Episode 673 - By their deeds you shall know them

Feb 5, 2024

Here we're fulfilling the promise of Quackcast 671 and examining what the art can tell us about the artist! Can certain themes, an art style, choice of imagery, jokes, humour, character opinions, colour choices or anything else tell us anything about the artist?

Topics and Show Notes

This can be pretty subjective though a lot of stupid and dishonest critics pretend it isn't and tell us great long stories about how this director is “deeply misogynist” because of certain repeated themes - I once watched a youtuber focussing this criticism on Tim Burton with content that was 100% subjective motivated reasoning entirely dressed up as objective fact. It was very silly. It helps if you know a bit more about the artist, their opinions and life when using the art to examine them so you don't go too far off the rails like that youtuber. It still doesn't give you a reliable result but it's better and if you do it well it can at least be entertaining and make sense.

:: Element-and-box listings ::
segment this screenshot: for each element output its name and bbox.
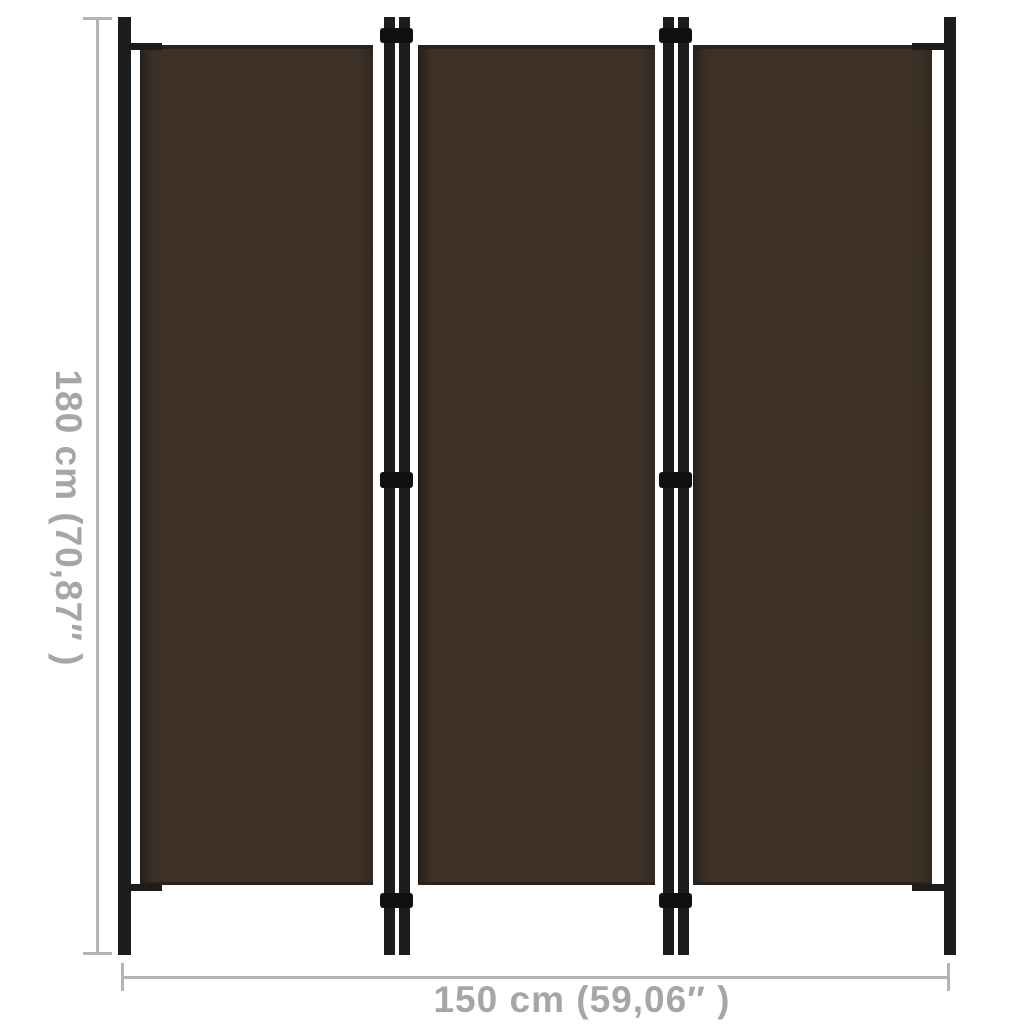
frame-crossbar-bottom-left — [128, 884, 162, 891]
frame-crossbar-top-right — [912, 43, 946, 50]
hinge-junction2-bottom — [659, 893, 692, 908]
width-dimension-cap-left — [121, 963, 124, 991]
hinge-junction2-top — [659, 28, 692, 43]
frame-crossbar-bottom-right — [912, 884, 946, 891]
hinge-junction2-middle — [659, 472, 692, 488]
width-dimension-cap-right — [947, 963, 950, 991]
hinge-junction1-bottom — [380, 893, 413, 908]
frame-pole-left — [118, 17, 131, 955]
height-dimension-line — [96, 18, 99, 955]
height-dimension-cap-top — [83, 17, 112, 20]
divider-panel-2 — [418, 45, 655, 885]
divider-panel-3 — [693, 45, 932, 885]
frame-crossbar-top-left — [128, 43, 162, 50]
height-dimension-label: 180 cm (70,87″ ) — [48, 368, 88, 668]
divider-panel-1 — [140, 45, 373, 885]
frame-pole-right — [944, 17, 956, 955]
hinge-junction1-top — [380, 28, 413, 43]
height-dimension-cap-bottom — [83, 952, 112, 955]
product-dimension-diagram: 180 cm (70,87″ ) 150 cm (59,06″ ) — [0, 0, 1024, 1024]
width-dimension-label: 150 cm (59,06″ ) — [382, 980, 782, 1020]
hinge-junction1-middle — [380, 472, 413, 488]
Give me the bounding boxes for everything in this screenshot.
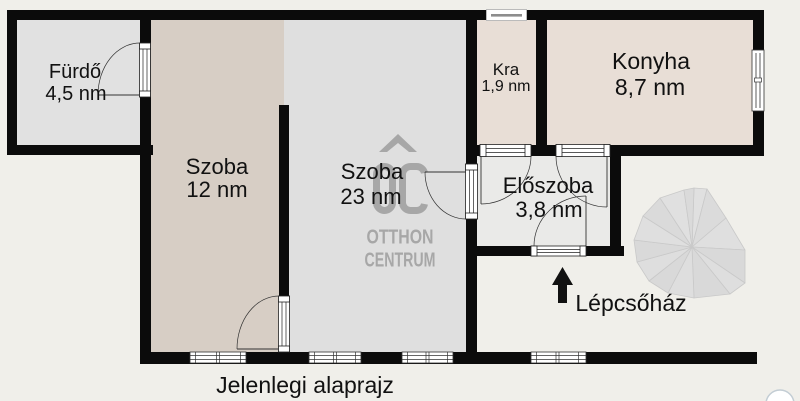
svg-text:4,5 nm: 4,5 nm xyxy=(45,83,106,105)
svg-text:Kra: Kra xyxy=(493,60,520,79)
svg-text:Fürdő: Fürdő xyxy=(49,61,101,83)
svg-text:1,9 nm: 1,9 nm xyxy=(482,78,531,95)
svg-text:OTTHON: OTTHON xyxy=(367,227,434,249)
svg-text:Szoba: Szoba xyxy=(341,159,404,184)
svg-text:23 nm: 23 nm xyxy=(340,184,401,209)
svg-text:Konyha: Konyha xyxy=(612,48,690,74)
svg-text:Előszoba: Előszoba xyxy=(503,173,594,198)
svg-text:Szoba: Szoba xyxy=(186,154,249,179)
svg-text:CENTRUM: CENTRUM xyxy=(365,250,436,272)
svg-text:3,8 nm: 3,8 nm xyxy=(515,197,582,222)
svg-text:8,7 nm: 8,7 nm xyxy=(615,74,685,100)
svg-text:Jelenlegi alaprajz: Jelenlegi alaprajz xyxy=(216,372,394,398)
svg-text:12 nm: 12 nm xyxy=(186,177,247,202)
svg-text:Lépcsőház: Lépcsőház xyxy=(575,290,686,316)
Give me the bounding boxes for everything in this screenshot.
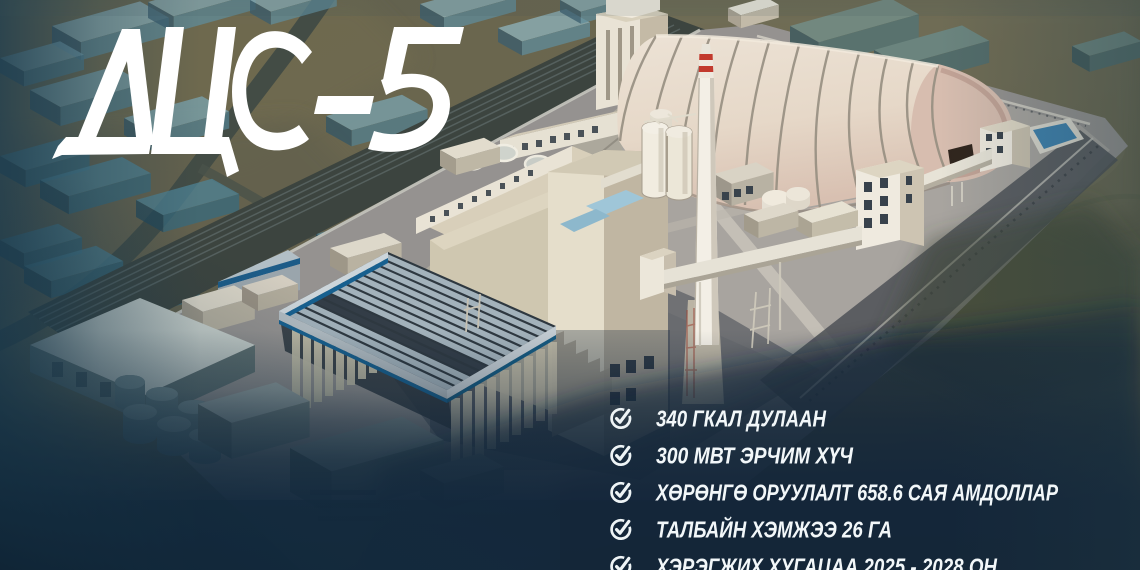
svg-text:ХӨРӨНГӨ ОРУУЛАЛТ 658.6 САЯ АМД: ХӨРӨНГӨ ОРУУЛАЛТ 658.6 САЯ АМДОЛЛАР xyxy=(654,480,1058,506)
svg-text:ТАЛБАЙН ХЭМЖЭЭ 26 ГА: ТАЛБАЙН ХЭМЖЭЭ 26 ГА xyxy=(656,515,892,543)
svg-text:ХЭРЭГЖИХ ХУГАЦАА 2025 - 2028 О: ХЭРЭГЖИХ ХУГАЦАА 2025 - 2028 ОН xyxy=(654,554,997,570)
svg-text:300 МВТ ЭРЧИМ ХҮЧ: 300 МВТ ЭРЧИМ ХҮЧ xyxy=(656,443,854,469)
svg-text:340 ГКАЛ ДУЛААН: 340 ГКАЛ ДУЛААН xyxy=(656,406,826,432)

:: WHAT IS EXPECTED ::
Reproduce the passage of the podcast episode notes starting at "Episode 673 - By" and ending at "about the artist?".

:: SOLUTION FOR THIS PROBLEM ::
Episode 673 - By their deeds you shall know them

Feb 5, 2024

Here we're fulfilling the promise of Quackcast 671 and examining what the art can tell us about the artist! Can certain themes, an art style, choice of imagery, jokes, humour, character opinions, colour choices or anything else tell us anything about the artist?